Input records »
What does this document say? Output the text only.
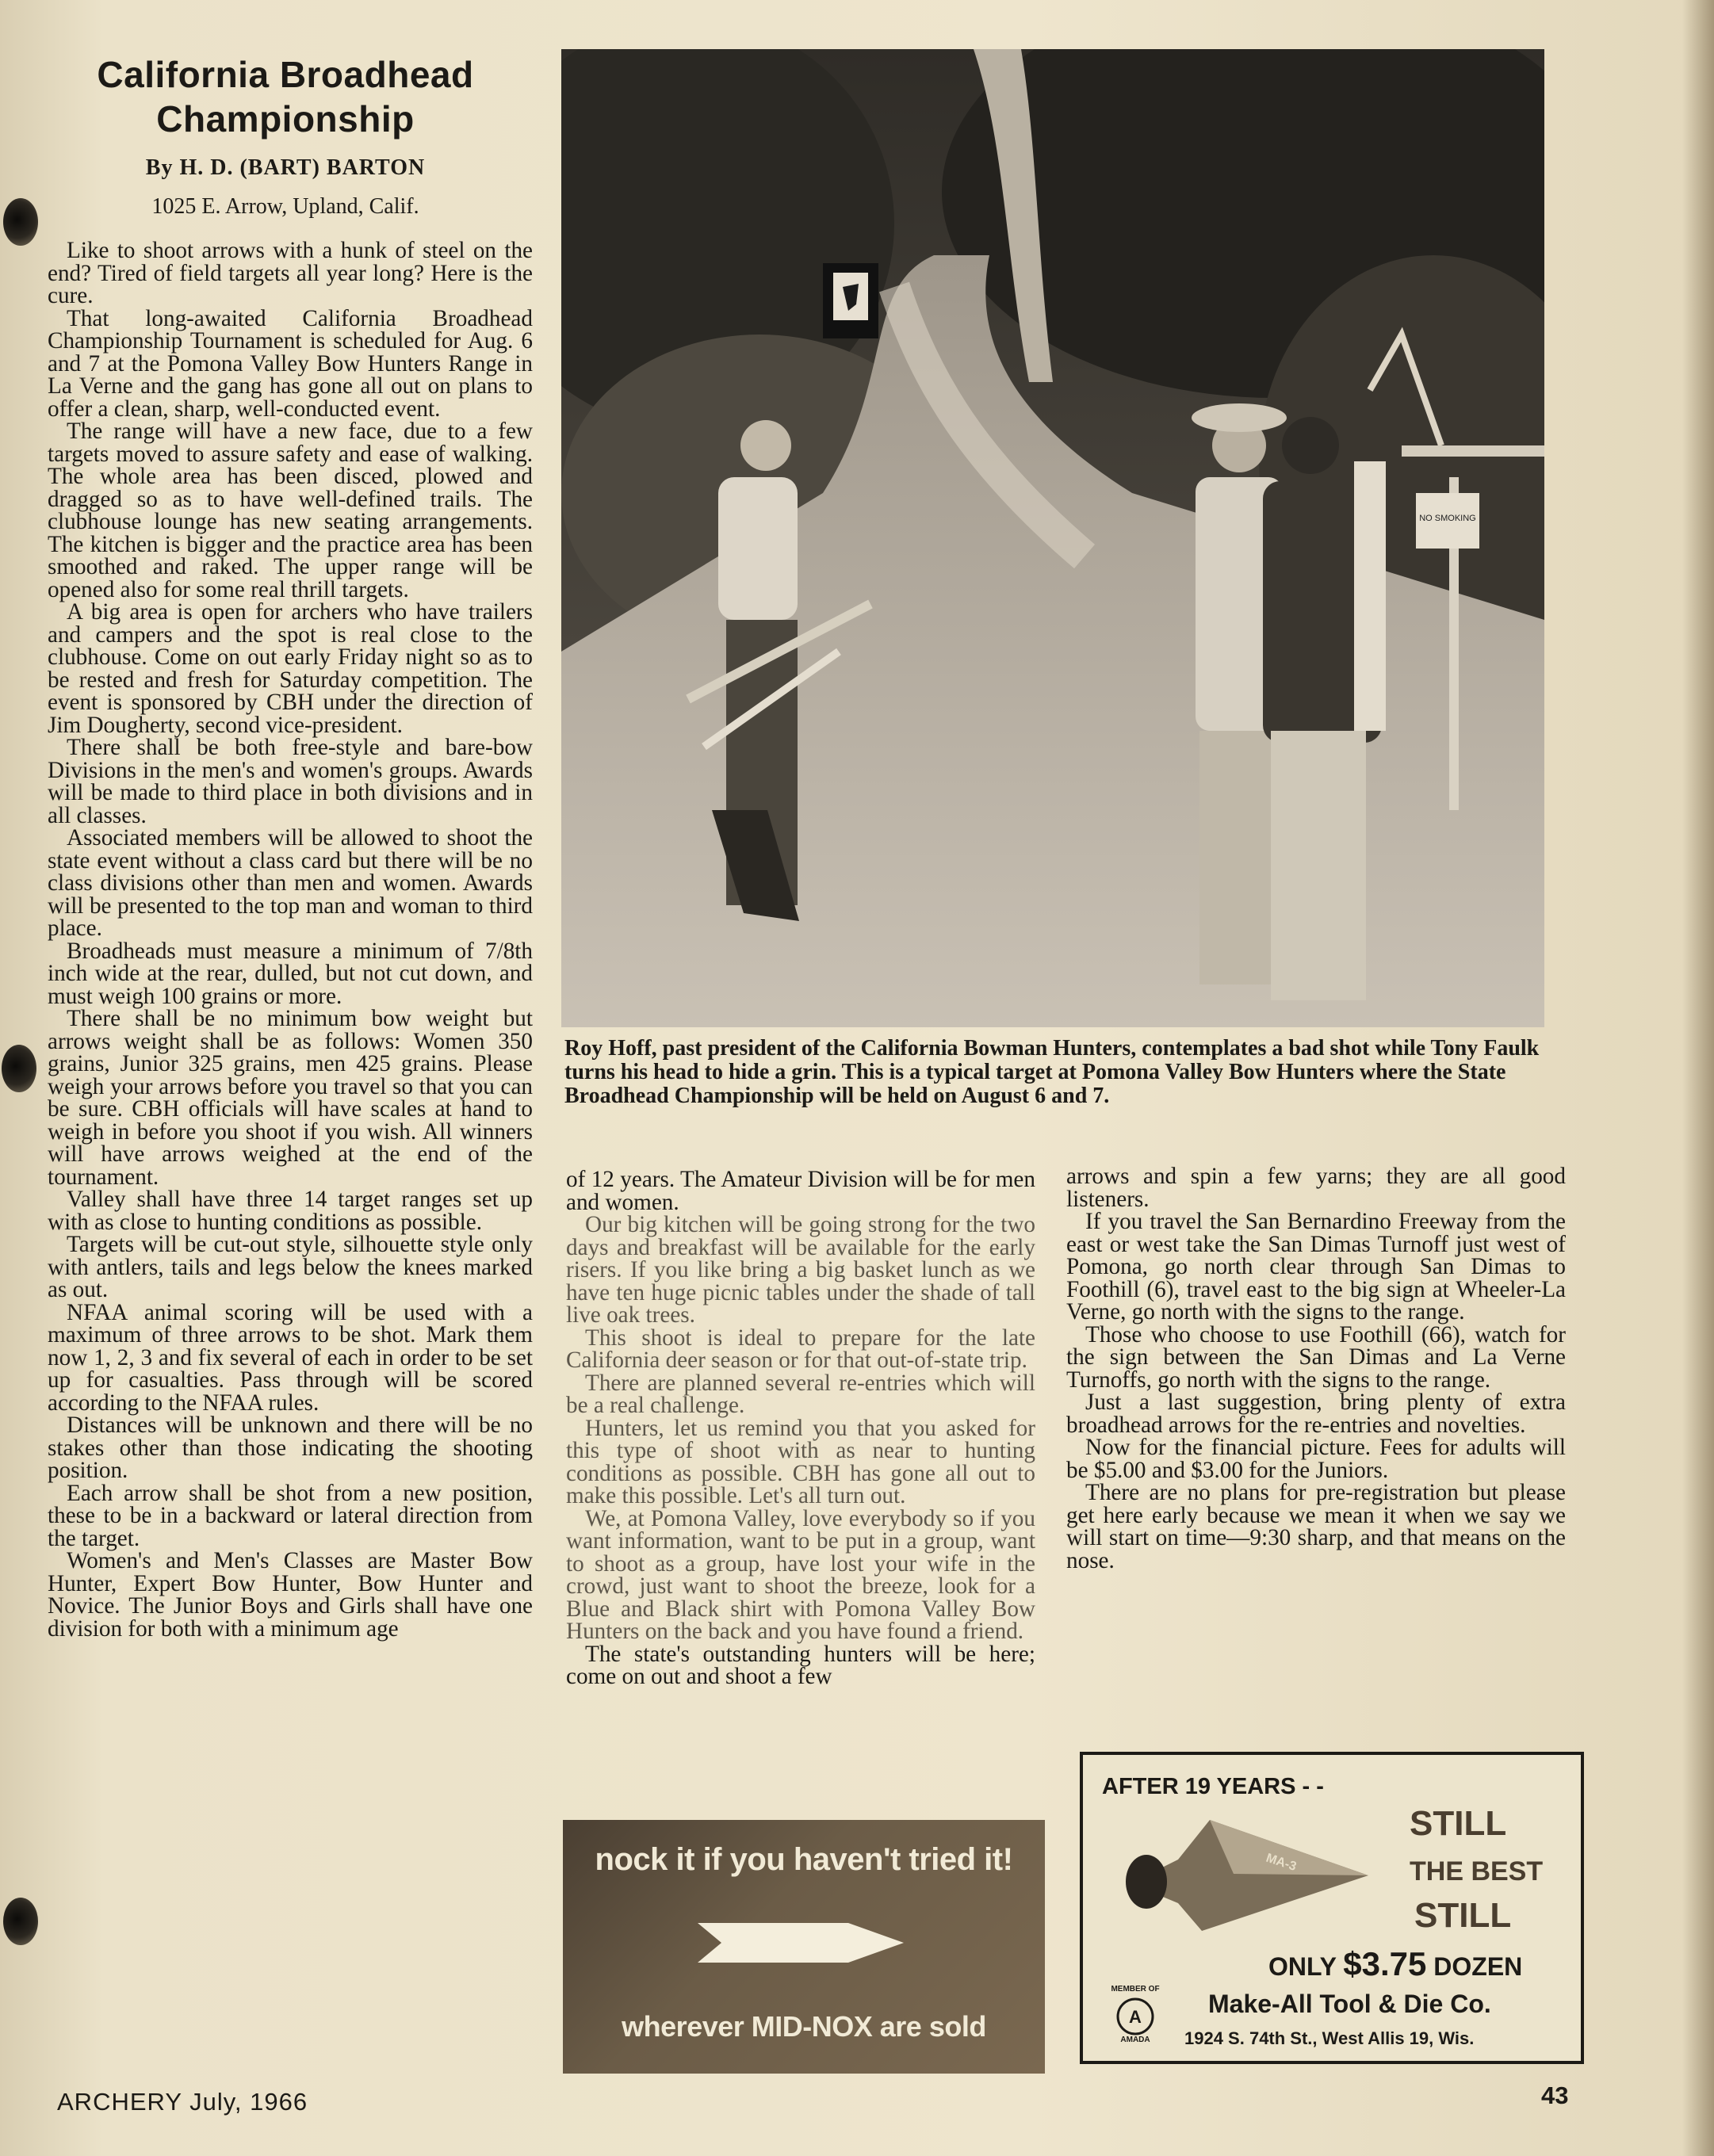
California Broadhead
Championship

By H. D. (BART) BARTON

1025 E. Arrow, Upland, Calif.

Like to shoot arrows with a hunk of steel on the end? Tired of field targets all year long? Here is the cure.

That long-awaited California Broadhead Championship Tournament is scheduled for Aug. 6 and 7 at the Pomona Valley Bow Hunters Range in La Verne and the gang has gone all out on plans to offer a clean, sharp, well-conducted event.

The range will have a new face, due to a few targets moved to assure safety and ease of walking. The whole area has been disced, plowed and dragged so as to have well-defined trails. The clubhouse lounge has new seating arrangements. The kitchen is bigger and the practice area has been smoothed and raked. The upper range will be opened also for some real thrill targets.

A big area is open for archers who have trailers and campers and the spot is real close to the clubhouse. Come on out early Friday night so as to be rested and fresh for Saturday competition. The event is sponsored by CBH under the direction of Jim Dougherty, second vice-president.

There shall be both free-style and bare-bow Divisions in the men's and women's groups. Awards will be made to third place in both divisions and in all classes.

Associated members will be allowed to shoot the state event without a class card but there will be no class divisions other than men and women. Awards will be presented to the top man and woman to third place.

Broadheads must measure a minimum of 7/8th inch wide at the rear, dulled, but not cut down, and must weigh 100 grains or more.

There shall be no minimum bow weight but arrows weight shall be as follows: Women 350 grains, Junior 325 grains, men 425 grains. Please weigh your arrows before you travel so that you can be sure. CBH officials will have scales at hand to weigh in before you shoot if you wish. All winners will have arrows weighed at the end of the tournament.

Valley shall have three 14 target ranges set up with as close to hunting conditions as possible.

Targets will be cut-out style, silhouette style only with antlers, tails and legs below the knees marked as out.

NFAA animal scoring will be used with a maximum of three arrows to be shot. Mark them now 1, 2, 3 and fix several of each in order to be set up for casualties. Pass through will be scored according to the NFAA rules.

Distances will be unknown and there will be no stakes other than those indicating the shooting position.

Each arrow shall be shot from a new position, these to be in a backward or lateral direction from the target.

Women's and Men's Classes are Master Bow Hunter, Expert Bow Hunter, Bow Hunter and Novice. The Junior Boys and Girls shall have one division for both with a minimum age

NO SMOKING

Roy Hoff, past president of the California Bowman Hunters, contemplates a bad shot while Tony Faulk turns his head to hide a grin. This is a typical target at Pomona Valley Bow Hunters where the State Broadhead Championship will be held on August 6 and 7.

of 12 years. The Amateur Division will be for men and women.

Our big kitchen will be going strong for the two days and breakfast will be available for the early risers. If you like bring a big basket lunch as we have ten huge picnic tables under the shade of tall live oak trees.

This shoot is ideal to prepare for the late California deer season or for that out-of-state trip.

There are planned several re-entries which will be a real challenge.

Hunters, let us remind you that you asked for this type of shoot with as near to hunting conditions as possible. CBH has gone all out to make this possible. Let's all turn out.

We, at Pomona Valley, love everybody so if you want information, want to be put in a group, want to shoot as a group, have lost your wife in the crowd, just want to shoot the breeze, look for a Blue and Black shirt with Pomona Valley Bow Hunters on the back and you have found a friend.

The state's outstanding hunters will be here; come on out and shoot a few

arrows and spin a few yarns; they are all good listeners.

If you travel the San Bernardino Freeway from the east or west take the San Dimas Turnoff just west of Pomona, go north clear through San Dimas to Foothill (6), travel east to the big sign at Wheeler-La Verne, go north with the signs to the range.

Those who choose to use Foothill (66), watch for the sign between the San Dimas and La Verne Turnoffs, go north with the signs to the range.

Just a last suggestion, bring plenty of extra broadhead arrows for the re-entries and novelties.

Now for the financial picture. Fees for adults will be $5.00 and $3.00 for the Juniors.

There are no plans for pre-registration but please get here early because we mean it when we say we will start on time—9:30 sharp, and that means on the nose.

nock it if you haven't tried it!
wherever MID-NOX are sold
AFTER 19 YEARS - -
MA-3
STILL
THE BEST
STILL
ONLY $3.75 DOZEN
MEMBER OF
A
AMADA
Make-All Tool & Die Co.
1924 S. 74th St., West Allis 19, Wis.
ARCHERY July, 1966	43
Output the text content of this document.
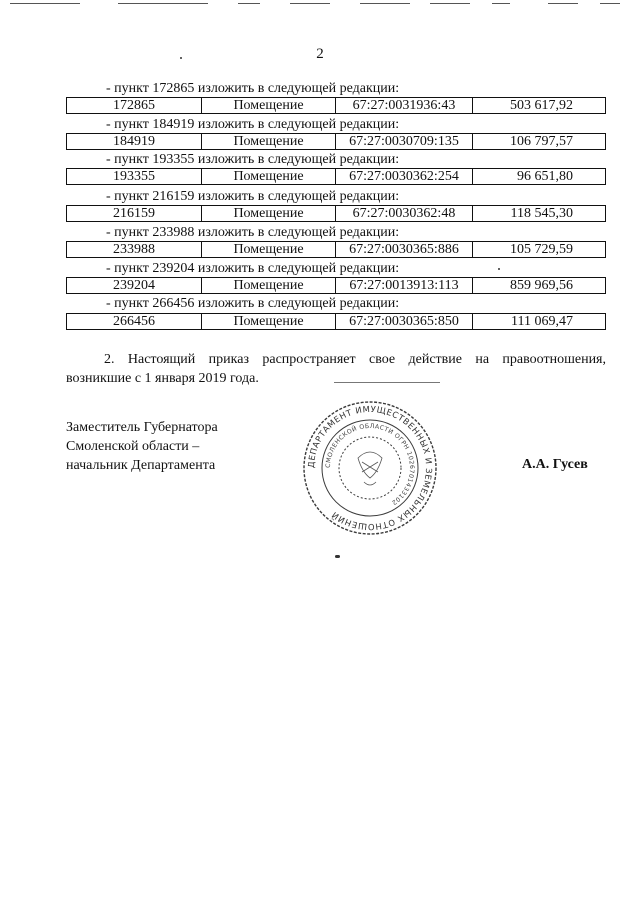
2
- пункт 172865 изложить в следующей редакции:
172865	Помещение	67:27:0031936:43	503 617,92
- пункт 184919 изложить в следующей редакции:
184919	Помещение	67:27:0030709:135	106 797,57
- пункт 193355 изложить в следующей редакции:
193355	Помещение	67:27:0030362:254	96 651,80
- пункт 216159 изложить в следующей редакции:
216159	Помещение	67:27:0030362:48	118 545,30
- пункт 233988 изложить в следующей редакции:
233988	Помещение	67:27:0030365:886	105 729,59
- пункт 239204 изложить в следующей редакции:
239204	Помещение	67:27:0013913:113	859 969,56
- пункт 266456 изложить в следующей редакции:
266456	Помещение	67:27:0030365:850	111 069,47
2. Настоящий приказ распространяет свое действие на правоотношения,
возникшие с 1 января 2019 года.
Заместитель Губернатора
Смоленской области –
начальник Департамента	ДЕПАРТАМЕНТ ИМУЩЕСТВЕННЫХ И ЗЕМЕЛЬНЫХ ОТНОШЕНИЙ
СМОЛЕНСКОЙ ОБЛАСТИ ОГРН 1026701433102
А.А. Гусев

Exercise » Are you able to set down all the lines above exactly, without any pictures?

Task response »
What does this document say? Output the text only.
California Broadhead
Championship

By H. D. (BART) BARTON

1025 E. Arrow, Upland, Calif.

Like to shoot arrows with a hunk of steel on the end? Tired of field targets all year long? Here is the cure.

That long-awaited California Broadhead Championship Tournament is scheduled for Aug. 6 and 7 at the Pomona Valley Bow Hunters Range in La Verne and the gang has gone all out on plans to offer a clean, sharp, well-conducted event.

The range will have a new face, due to a few targets moved to assure safety and ease of walking. The whole area has been disced, plowed and dragged so as to have well-defined trails. The clubhouse lounge has new seating arrangements. The kitchen is bigger and the practice area has been smoothed and raked. The upper range will be opened also for some real thrill targets.

A big area is open for archers who have trailers and campers and the spot is real close to the clubhouse. Come on out early Friday night so as to be rested and fresh for Saturday competition. The event is sponsored by CBH under the direction of Jim Dougherty, second vice-president.

There shall be both free-style and bare-bow Divisions in the men's and women's groups. Awards will be made to third place in both divisions and in all classes.

Associated members will be allowed to shoot the state event without a class card but there will be no class divisions other than men and women. Awards will be presented to the top man and woman to third place.

Broadheads must measure a minimum of 7/8th inch wide at the rear, dulled, but not cut down, and must weigh 100 grains or more.

There shall be no minimum bow weight but arrows weight shall be as follows: Women 350 grains, Junior 325 grains, men 425 grains. Please weigh your arrows before you travel so that you can be sure. CBH officials will have scales at hand to weigh in before you shoot if you wish. All winners will have arrows weighed at the end of the tournament.

Valley shall have three 14 target ranges set up with as close to hunting conditions as possible.

Targets will be cut-out style, silhouette style only with antlers, tails and legs below the knees marked as out.

NFAA animal scoring will be used with a maximum of three arrows to be shot. Mark them now 1, 2, 3 and fix several of each in order to be set up for casualties. Pass through will be scored according to the NFAA rules.

Distances will be unknown and there will be no stakes other than those indicating the shooting position.

Each arrow shall be shot from a new position, these to be in a backward or lateral direction from the target.

Women's and Men's Classes are Master Bow Hunter, Expert Bow Hunter, Bow Hunter and Novice. The Junior Boys and Girls shall have one division for both with a minimum age

NO SMOKING

Roy Hoff, past president of the California Bowman Hunters, contemplates a bad shot while Tony Faulk turns his head to hide a grin. This is a typical target at Pomona Valley Bow Hunters where the State Broadhead Championship will be held on August 6 and 7.

of 12 years. The Amateur Division will be for men and women.

Our big kitchen will be going strong for the two days and breakfast will be available for the early risers. If you like bring a big basket lunch as we have ten huge picnic tables under the shade of tall live oak trees.

This shoot is ideal to prepare for the late California deer season or for that out-of-state trip.

There are planned several re-entries which will be a real challenge.

Hunters, let us remind you that you asked for this type of shoot with as near to hunting conditions as possible. CBH has gone all out to make this possible. Let's all turn out.

We, at Pomona Valley, love everybody so if you want information, want to be put in a group, want to shoot as a group, have lost your wife in the crowd, just want to shoot the breeze, look for a Blue and Black shirt with Pomona Valley Bow Hunters on the back and you have found a friend.

The state's outstanding hunters will be here; come on out and shoot a few

arrows and spin a few yarns; they are all good listeners.

If you travel the San Bernardino Freeway from the east or west take the San Dimas Turnoff just west of Pomona, go north clear through San Dimas to Foothill (6), travel east to the big sign at Wheeler-La Verne, go north with the signs to the range.

Those who choose to use Foothill (66), watch for the sign between the San Dimas and La Verne Turnoffs, go north with the signs to the range.

Just a last suggestion, bring plenty of extra broadhead arrows for the re-entries and novelties.

Now for the financial picture. Fees for adults will be $5.00 and $3.00 for the Juniors.

There are no plans for pre-registration but please get here early because we mean it when we say we will start on time—9:30 sharp, and that means on the nose.

nock it if you haven't tried it!
wherever MID-NOX are sold
AFTER 19 YEARS - -
MA-3
STILL
THE BEST
STILL
ONLY $3.75 DOZEN
MEMBER OF
A
AMADA
Make-All Tool & Die Co.
1924 S. 74th St., West Allis 19, Wis.
ARCHERY July, 1966	43
Output the text content of this document.
2
- пункт 172865 изложить в следующей редакции:
172865	Помещение	67:27:0031936:43	503 617,92
- пункт 184919 изложить в следующей редакции:
184919	Помещение	67:27:0030709:135	106 797,57
- пункт 193355 изложить в следующей редакции:
193355	Помещение	67:27:0030362:254	96 651,80
- пункт 216159 изложить в следующей редакции:
216159	Помещение	67:27:0030362:48	118 545,30
- пункт 233988 изложить в следующей редакции:
233988	Помещение	67:27:0030365:886	105 729,59
- пункт 239204 изложить в следующей редакции:
239204	Помещение	67:27:0013913:113	859 969,56
- пункт 266456 изложить в следующей редакции:
266456	Помещение	67:27:0030365:850	111 069,47
2. Настоящий приказ распространяет свое действие на правоотношения,
возникшие с 1 января 2019 года.
Заместитель Губернатора
Смоленской области –
начальник Департамента	ДЕПАРТАМЕНТ ИМУЩЕСТВЕННЫХ И ЗЕМЕЛЬНЫХ ОТНОШЕНИЙ
СМОЛЕНСКОЙ ОБЛАСТИ ОГРН 1026701433102
А.А. Гусев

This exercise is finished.